# DO THIS
The records below hold pictures; please leave those out and retype the rest exactly.

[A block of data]

....

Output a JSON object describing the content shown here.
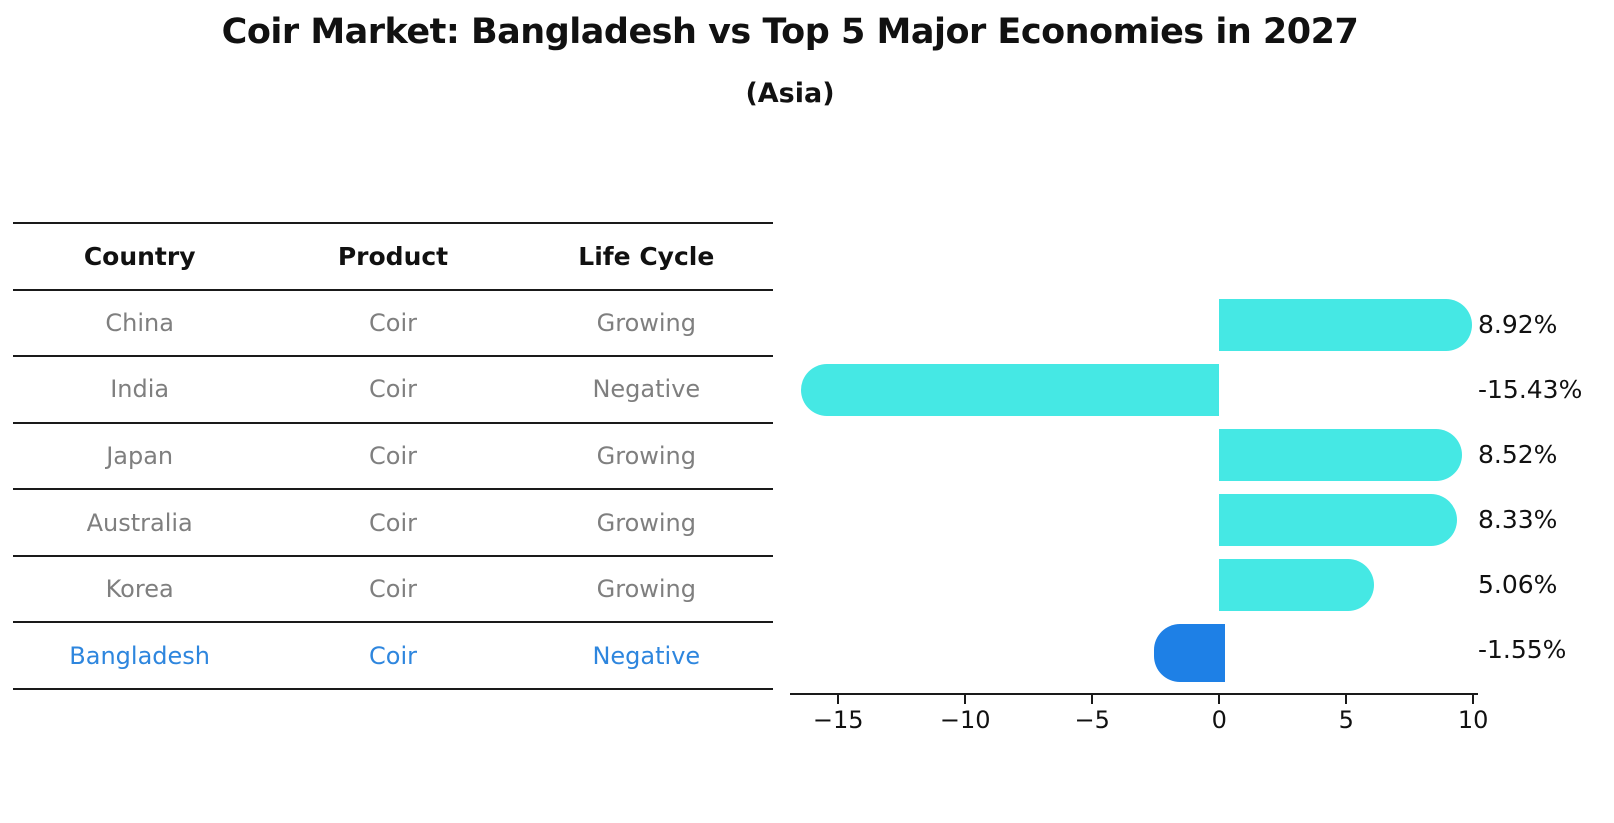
{
  "header": {
    "title": "Coir Market: Bangladesh vs Top 5 Major Economies in 2027",
    "subtitle": "(Asia)"
  },
  "table": {
    "headers": [
      "Country",
      "Product",
      "Life Cycle"
    ],
    "rows": [
      [
        "China",
        "Coir",
        "Growing"
      ],
      [
        "India",
        "Coir",
        "Negative"
      ],
      [
        "Japan",
        "Coir",
        "Growing"
      ],
      [
        "Australia",
        "Coir",
        "Growing"
      ],
      [
        "Korea",
        "Coir",
        "Growing"
      ],
      [
        "Bangladesh",
        "Coir",
        "Negative"
      ]
    ],
    "highlighted_row": "Bangladesh",
    "highlight_color": "#2e86de"
  },
  "chart_data": {
    "type": "bar",
    "orientation": "horizontal",
    "title": "Coir Market: Bangladesh vs Top 5 Major Economies in 2027",
    "subtitle": "(Asia)",
    "categories": [
      "China",
      "India",
      "Japan",
      "Australia",
      "Korea",
      "Bangladesh"
    ],
    "values": [
      8.92,
      -15.43,
      8.52,
      8.33,
      5.06,
      -1.55
    ],
    "value_labels": [
      "8.92%",
      "-15.43%",
      "8.52%",
      "8.33%",
      "5.06%",
      "-1.55%"
    ],
    "bar_colors": [
      "#45e8e4",
      "#45e8e4",
      "#45e8e4",
      "#45e8e4",
      "#45e8e4",
      "#1e80e6"
    ],
    "highlight_index": 5,
    "highlight_style": "dotted-edge",
    "xticks": [
      -15,
      -10,
      -5,
      0,
      5,
      10
    ],
    "xtick_labels": [
      "−15",
      "−10",
      "−5",
      "0",
      "5",
      "10"
    ],
    "xlim": [
      -16.9,
      10.15
    ],
    "xlabel": "",
    "ylabel": "",
    "grid": false,
    "legend": "none"
  }
}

....

# TASK OUTPUT
Output a JSON object describing the content shown here.
{
  "header": {
    "title": "Coir Market: Bangladesh vs Top 5 Major Economies in 2027",
    "subtitle": "(Asia)"
  },
  "table": {
    "headers": [
      "Country",
      "Product",
      "Life Cycle"
    ],
    "rows": [
      [
        "China",
        "Coir",
        "Growing"
      ],
      [
        "India",
        "Coir",
        "Negative"
      ],
      [
        "Japan",
        "Coir",
        "Growing"
      ],
      [
        "Australia",
        "Coir",
        "Growing"
      ],
      [
        "Korea",
        "Coir",
        "Growing"
      ],
      [
        "Bangladesh",
        "Coir",
        "Negative"
      ]
    ],
    "highlighted_row": "Bangladesh",
    "highlight_color": "#2e86de"
  },
  "chart_data": {
    "type": "bar",
    "orientation": "horizontal",
    "title": "Coir Market: Bangladesh vs Top 5 Major Economies in 2027",
    "subtitle": "(Asia)",
    "categories": [
      "China",
      "India",
      "Japan",
      "Australia",
      "Korea",
      "Bangladesh"
    ],
    "values": [
      8.92,
      -15.43,
      8.52,
      8.33,
      5.06,
      -1.55
    ],
    "value_labels": [
      "8.92%",
      "-15.43%",
      "8.52%",
      "8.33%",
      "5.06%",
      "-1.55%"
    ],
    "bar_colors": [
      "#45e8e4",
      "#45e8e4",
      "#45e8e4",
      "#45e8e4",
      "#45e8e4",
      "#1e80e6"
    ],
    "highlight_index": 5,
    "highlight_style": "dotted-edge",
    "xticks": [
      -15,
      -10,
      -5,
      0,
      5,
      10
    ],
    "xtick_labels": [
      "−15",
      "−10",
      "−5",
      "0",
      "5",
      "10"
    ],
    "xlim": [
      -16.9,
      10.15
    ],
    "xlabel": "",
    "ylabel": "",
    "grid": false,
    "legend": "none"
  }
}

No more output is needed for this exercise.